THE EXERCISE:
Would you transcribe all of the data exactly, down to the last character?

RECORD SET:
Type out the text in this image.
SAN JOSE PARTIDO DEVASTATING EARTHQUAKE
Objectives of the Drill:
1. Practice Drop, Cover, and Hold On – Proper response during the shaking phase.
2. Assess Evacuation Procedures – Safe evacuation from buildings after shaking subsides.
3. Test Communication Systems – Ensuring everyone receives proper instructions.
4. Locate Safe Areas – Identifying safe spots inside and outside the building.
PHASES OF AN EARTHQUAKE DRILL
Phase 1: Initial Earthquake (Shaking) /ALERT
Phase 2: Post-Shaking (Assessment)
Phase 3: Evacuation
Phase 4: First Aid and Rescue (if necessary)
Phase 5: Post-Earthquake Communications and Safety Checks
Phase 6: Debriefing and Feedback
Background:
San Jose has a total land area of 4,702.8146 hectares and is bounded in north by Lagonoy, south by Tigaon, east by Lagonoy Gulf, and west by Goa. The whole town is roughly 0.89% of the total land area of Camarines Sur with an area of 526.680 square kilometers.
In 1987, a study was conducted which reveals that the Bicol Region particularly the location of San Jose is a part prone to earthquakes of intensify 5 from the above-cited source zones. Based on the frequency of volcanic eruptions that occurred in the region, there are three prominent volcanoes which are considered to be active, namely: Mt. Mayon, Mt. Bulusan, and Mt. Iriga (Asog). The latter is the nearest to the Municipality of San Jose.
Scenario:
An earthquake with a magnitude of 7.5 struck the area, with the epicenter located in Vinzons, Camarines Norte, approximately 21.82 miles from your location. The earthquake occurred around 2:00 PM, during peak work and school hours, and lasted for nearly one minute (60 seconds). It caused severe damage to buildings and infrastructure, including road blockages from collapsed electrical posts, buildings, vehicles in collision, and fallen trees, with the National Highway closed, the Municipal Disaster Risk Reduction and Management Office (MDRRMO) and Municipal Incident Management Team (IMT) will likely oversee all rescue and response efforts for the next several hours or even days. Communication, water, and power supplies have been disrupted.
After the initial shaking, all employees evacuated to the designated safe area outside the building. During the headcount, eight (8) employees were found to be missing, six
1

ANSWER TO THIS EXERCISE:
Type out the text in this image.
SAN JOSE PARTIDO DEVASTATING EARTHQUAKE
Objectives of the Drill:
1. Practice Drop, Cover, and Hold On – Proper response during the shaking phase.
2. Assess Evacuation Procedures – Safe evacuation from buildings after shaking subsides.
3. Test Communication Systems – Ensuring everyone receives proper instructions.
4. Locate Safe Areas – Identifying safe spots inside and outside the building.
PHASES OF AN EARTHQUAKE DRILL
Phase 1: Initial Earthquake (Shaking) /ALERT
Phase 2: Post-Shaking (Assessment)
Phase 3: Evacuation
Phase 4: First Aid and Rescue (if necessary)
Phase 5: Post-Earthquake Communications and Safety Checks
Phase 6: Debriefing and Feedback
Background:
San Jose has a total land area of 4,702.8146 hectares and is bounded in north by Lagonoy, south by Tigaon, east by Lagonoy Gulf, and west by Goa. The whole town is roughly 0.89% of the total land area of Camarines Sur with an area of 526.680 square kilometers.
In 1987, a study was conducted which reveals that the Bicol Region particularly the location of San Jose is a part prone to earthquakes of intensify 5 from the above-cited source zones. Based on the frequency of volcanic eruptions that occurred in the region, there are three prominent volcanoes which are considered to be active, namely: Mt. Mayon, Mt. Bulusan, and Mt. Iriga (Asog). The latter is the nearest to the Municipality of San Jose.
Scenario:
An earthquake with a magnitude of 7.5 struck the area, with the epicenter located in Vinzons, Camarines Norte, approximately 21.82 miles from your location. The earthquake occurred around 2:00 PM, during peak work and school hours, and lasted for nearly one minute (60 seconds). It caused severe damage to buildings and infrastructure, including road blockages from collapsed electrical posts, buildings, vehicles in collision, and fallen trees, with the National Highway closed, the Municipal Disaster Risk Reduction and Management Office (MDRRMO) and Municipal Incident Management Team (IMT) will likely oversee all rescue and response efforts for the next several hours or even days. Communication, water, and power supplies have been disrupted.
After the initial shaking, all employees evacuated to the designated safe area outside the building. During the headcount, eight (8) employees were found to be missing, six
1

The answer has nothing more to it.